Stored data entries

--*--

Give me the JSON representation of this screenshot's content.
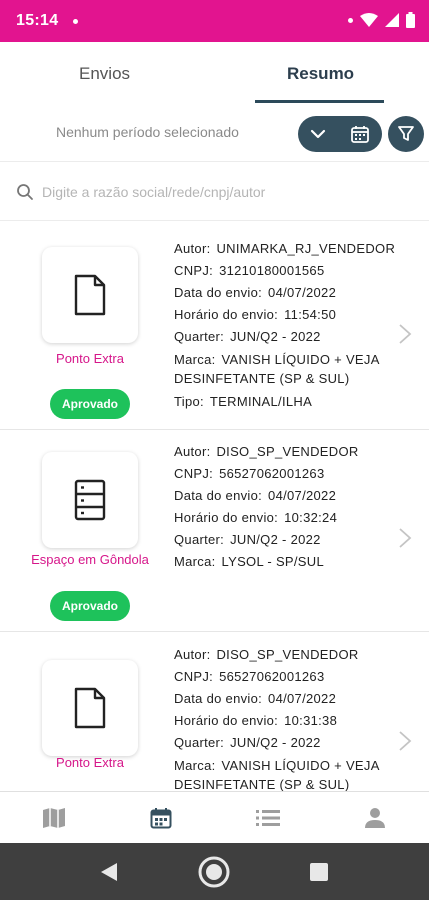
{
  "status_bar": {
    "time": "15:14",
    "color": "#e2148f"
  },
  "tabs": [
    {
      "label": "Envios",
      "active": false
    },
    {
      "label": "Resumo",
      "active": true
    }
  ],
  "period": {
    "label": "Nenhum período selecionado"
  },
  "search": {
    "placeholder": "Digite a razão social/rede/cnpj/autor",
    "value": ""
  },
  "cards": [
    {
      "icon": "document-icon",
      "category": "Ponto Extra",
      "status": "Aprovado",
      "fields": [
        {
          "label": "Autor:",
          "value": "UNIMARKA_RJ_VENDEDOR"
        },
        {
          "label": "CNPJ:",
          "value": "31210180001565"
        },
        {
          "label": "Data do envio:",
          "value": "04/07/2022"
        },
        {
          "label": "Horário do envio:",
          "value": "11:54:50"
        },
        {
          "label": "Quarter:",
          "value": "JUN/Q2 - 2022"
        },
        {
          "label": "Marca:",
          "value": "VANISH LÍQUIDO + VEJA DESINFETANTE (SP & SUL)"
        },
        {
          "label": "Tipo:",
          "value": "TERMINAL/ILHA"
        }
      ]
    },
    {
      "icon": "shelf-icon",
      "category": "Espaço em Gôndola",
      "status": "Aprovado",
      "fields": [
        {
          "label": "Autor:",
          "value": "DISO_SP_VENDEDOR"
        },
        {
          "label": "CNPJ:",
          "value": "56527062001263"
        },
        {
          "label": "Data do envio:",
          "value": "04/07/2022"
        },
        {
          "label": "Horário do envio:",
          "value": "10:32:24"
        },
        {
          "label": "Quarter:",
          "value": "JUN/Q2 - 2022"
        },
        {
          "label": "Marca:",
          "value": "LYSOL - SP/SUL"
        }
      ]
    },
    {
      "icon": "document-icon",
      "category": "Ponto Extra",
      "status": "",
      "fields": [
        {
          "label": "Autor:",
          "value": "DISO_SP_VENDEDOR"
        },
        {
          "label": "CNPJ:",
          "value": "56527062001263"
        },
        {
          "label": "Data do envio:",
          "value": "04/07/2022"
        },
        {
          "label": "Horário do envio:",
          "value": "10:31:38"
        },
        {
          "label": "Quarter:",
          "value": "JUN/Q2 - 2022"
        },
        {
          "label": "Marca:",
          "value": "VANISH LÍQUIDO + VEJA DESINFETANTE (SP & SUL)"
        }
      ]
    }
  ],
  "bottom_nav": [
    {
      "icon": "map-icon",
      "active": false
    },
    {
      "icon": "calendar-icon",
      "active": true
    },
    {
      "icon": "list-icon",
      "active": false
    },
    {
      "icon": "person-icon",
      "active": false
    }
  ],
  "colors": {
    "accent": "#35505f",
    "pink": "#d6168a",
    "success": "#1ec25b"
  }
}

--*--

### [EXERCISE]
Repeat the material above word for word and skip every image in it.

### [COMPLETE ANSWER]
Give me the JSON representation of this screenshot's content.
{
  "status_bar": {
    "time": "15:14",
    "color": "#e2148f"
  },
  "tabs": [
    {
      "label": "Envios",
      "active": false
    },
    {
      "label": "Resumo",
      "active": true
    }
  ],
  "period": {
    "label": "Nenhum período selecionado"
  },
  "search": {
    "placeholder": "Digite a razão social/rede/cnpj/autor",
    "value": ""
  },
  "cards": [
    {
      "icon": "document-icon",
      "category": "Ponto Extra",
      "status": "Aprovado",
      "fields": [
        {
          "label": "Autor:",
          "value": "UNIMARKA_RJ_VENDEDOR"
        },
        {
          "label": "CNPJ:",
          "value": "31210180001565"
        },
        {
          "label": "Data do envio:",
          "value": "04/07/2022"
        },
        {
          "label": "Horário do envio:",
          "value": "11:54:50"
        },
        {
          "label": "Quarter:",
          "value": "JUN/Q2 - 2022"
        },
        {
          "label": "Marca:",
          "value": "VANISH LÍQUIDO + VEJA DESINFETANTE (SP & SUL)"
        },
        {
          "label": "Tipo:",
          "value": "TERMINAL/ILHA"
        }
      ]
    },
    {
      "icon": "shelf-icon",
      "category": "Espaço em Gôndola",
      "status": "Aprovado",
      "fields": [
        {
          "label": "Autor:",
          "value": "DISO_SP_VENDEDOR"
        },
        {
          "label": "CNPJ:",
          "value": "56527062001263"
        },
        {
          "label": "Data do envio:",
          "value": "04/07/2022"
        },
        {
          "label": "Horário do envio:",
          "value": "10:32:24"
        },
        {
          "label": "Quarter:",
          "value": "JUN/Q2 - 2022"
        },
        {
          "label": "Marca:",
          "value": "LYSOL - SP/SUL"
        }
      ]
    },
    {
      "icon": "document-icon",
      "category": "Ponto Extra",
      "status": "",
      "fields": [
        {
          "label": "Autor:",
          "value": "DISO_SP_VENDEDOR"
        },
        {
          "label": "CNPJ:",
          "value": "56527062001263"
        },
        {
          "label": "Data do envio:",
          "value": "04/07/2022"
        },
        {
          "label": "Horário do envio:",
          "value": "10:31:38"
        },
        {
          "label": "Quarter:",
          "value": "JUN/Q2 - 2022"
        },
        {
          "label": "Marca:",
          "value": "VANISH LÍQUIDO + VEJA DESINFETANTE (SP & SUL)"
        }
      ]
    }
  ],
  "bottom_nav": [
    {
      "icon": "map-icon",
      "active": false
    },
    {
      "icon": "calendar-icon",
      "active": true
    },
    {
      "icon": "list-icon",
      "active": false
    },
    {
      "icon": "person-icon",
      "active": false
    }
  ],
  "colors": {
    "accent": "#35505f",
    "pink": "#d6168a",
    "success": "#1ec25b"
  }
}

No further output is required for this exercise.